Collection entries
──────
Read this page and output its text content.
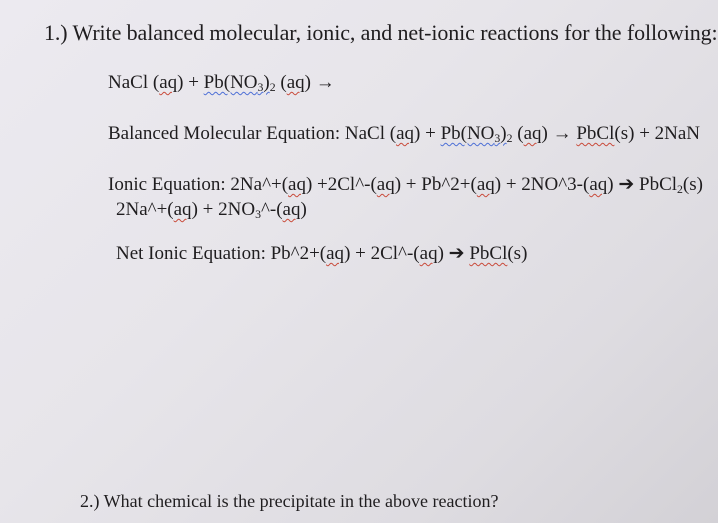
1.) Write balanced molecular, ionic, and net-ionic reactions for the following:
NaCl $(aq) + Pb(NO_3)_2$ (aq) →
Balanced Molecular Equation: NaCl $(aq) + Pb(NO_3)_2$ (aq) → PbCl(s) + 2NaN
Ionic Equation: 2Na^+(aq) +2Cl^-(aq) + Pb^2+(aq) + 2NO^3-(aq) ➔ PbCl$_2$(s)
2Na^+(aq) + $2NO_3\^{}-(aq)$
Net Ionic Equation: Pb^2+(aq) + 2Cl^-(aq) ➔ PbCl(s)
2.) What chemical is the precipitate in the above reaction?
──────
◆ Goal
Copy the records exactly as they appear, excluding images.

◆ Written response
Read this page and output its text content.
1.) Write balanced molecular, ionic, and net-ionic reactions for the following:
NaCl $(aq) + Pb(NO_3)_2$ (aq) →
Balanced Molecular Equation: NaCl $(aq) + Pb(NO_3)_2$ (aq) → PbCl(s) + 2NaN
Ionic Equation: 2Na^+(aq) +2Cl^-(aq) + Pb^2+(aq) + 2NO^3-(aq) ➔ PbCl$_2$(s)
2Na^+(aq) + $2NO_3\^{}-(aq)$
Net Ionic Equation: Pb^2+(aq) + 2Cl^-(aq) ➔ PbCl(s)
2.) What chemical is the precipitate in the above reaction?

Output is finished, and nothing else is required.